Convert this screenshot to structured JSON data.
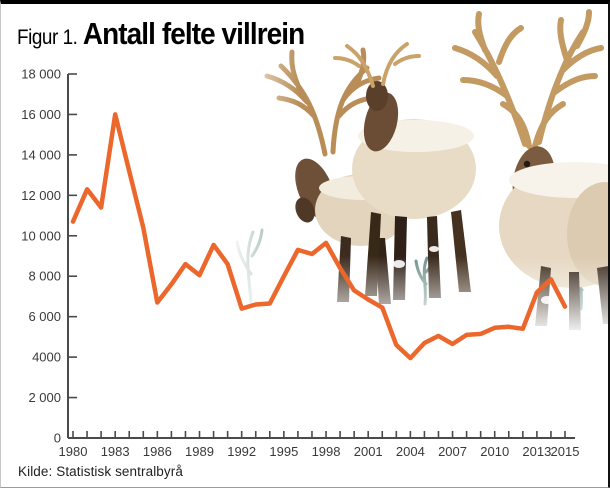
{
  "figure": {
    "label": "Figur 1.",
    "title": "Antall felte villrein",
    "source": "Kilde: Statistisk sentralbyrå",
    "photo_alt": "villrein-herd-in-snow-photo"
  },
  "chart_data": {
    "type": "line",
    "title": "Antall felte villrein",
    "xlabel": "",
    "ylabel": "",
    "grid": false,
    "legend": "none",
    "line_color": "#ec672c",
    "axis_color": "#4a4a4a",
    "xlim": [
      1980,
      2015
    ],
    "ylim": [
      0,
      18000
    ],
    "x": [
      1980,
      1981,
      1982,
      1983,
      1984,
      1985,
      1986,
      1987,
      1988,
      1989,
      1990,
      1991,
      1992,
      1993,
      1994,
      1995,
      1996,
      1997,
      1998,
      1999,
      2000,
      2001,
      2002,
      2003,
      2004,
      2005,
      2006,
      2007,
      2008,
      2009,
      2010,
      2011,
      2012,
      2013,
      2014,
      2015
    ],
    "values": [
      10700,
      12300,
      11400,
      16000,
      13200,
      10400,
      6700,
      7600,
      8600,
      8050,
      9550,
      8600,
      6400,
      6600,
      6650,
      8000,
      9300,
      9100,
      9650,
      8400,
      7300,
      6850,
      6450,
      4600,
      3950,
      4700,
      5050,
      4650,
      5100,
      5150,
      5450,
      5500,
      5400,
      7200,
      7850,
      6500
    ],
    "y_tick_labels": [
      "18 000",
      "16 000",
      "14 000",
      "12 000",
      "10 000",
      "8 000",
      "6 000",
      "4000",
      "2 000",
      "0"
    ],
    "y_tick_values": [
      18000,
      16000,
      14000,
      12000,
      10000,
      8000,
      6000,
      4000,
      2000,
      0
    ],
    "x_tick_labels": [
      "1980",
      "1983",
      "1986",
      "1989",
      "1992",
      "1995",
      "1998",
      "2001",
      "2004",
      "2007",
      "2010",
      "2013",
      "2015"
    ],
    "x_tick_years": [
      1980,
      1983,
      1986,
      1989,
      1992,
      1995,
      1998,
      2001,
      2004,
      2007,
      2010,
      2013,
      2015
    ]
  }
}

####################

_What the task requires_
From the data above, write out everything exactly except the pictures.

_Exercise output_
Convert this screenshot to structured JSON data.
{
  "figure": {
    "label": "Figur 1.",
    "title": "Antall felte villrein",
    "source": "Kilde: Statistisk sentralbyrå",
    "photo_alt": "villrein-herd-in-snow-photo"
  },
  "chart_data": {
    "type": "line",
    "title": "Antall felte villrein",
    "xlabel": "",
    "ylabel": "",
    "grid": false,
    "legend": "none",
    "line_color": "#ec672c",
    "axis_color": "#4a4a4a",
    "xlim": [
      1980,
      2015
    ],
    "ylim": [
      0,
      18000
    ],
    "x": [
      1980,
      1981,
      1982,
      1983,
      1984,
      1985,
      1986,
      1987,
      1988,
      1989,
      1990,
      1991,
      1992,
      1993,
      1994,
      1995,
      1996,
      1997,
      1998,
      1999,
      2000,
      2001,
      2002,
      2003,
      2004,
      2005,
      2006,
      2007,
      2008,
      2009,
      2010,
      2011,
      2012,
      2013,
      2014,
      2015
    ],
    "values": [
      10700,
      12300,
      11400,
      16000,
      13200,
      10400,
      6700,
      7600,
      8600,
      8050,
      9550,
      8600,
      6400,
      6600,
      6650,
      8000,
      9300,
      9100,
      9650,
      8400,
      7300,
      6850,
      6450,
      4600,
      3950,
      4700,
      5050,
      4650,
      5100,
      5150,
      5450,
      5500,
      5400,
      7200,
      7850,
      6500
    ],
    "y_tick_labels": [
      "18 000",
      "16 000",
      "14 000",
      "12 000",
      "10 000",
      "8 000",
      "6 000",
      "4000",
      "2 000",
      "0"
    ],
    "y_tick_values": [
      18000,
      16000,
      14000,
      12000,
      10000,
      8000,
      6000,
      4000,
      2000,
      0
    ],
    "x_tick_labels": [
      "1980",
      "1983",
      "1986",
      "1989",
      "1992",
      "1995",
      "1998",
      "2001",
      "2004",
      "2007",
      "2010",
      "2013",
      "2015"
    ],
    "x_tick_years": [
      1980,
      1983,
      1986,
      1989,
      1992,
      1995,
      1998,
      2001,
      2004,
      2007,
      2010,
      2013,
      2015
    ]
  }
}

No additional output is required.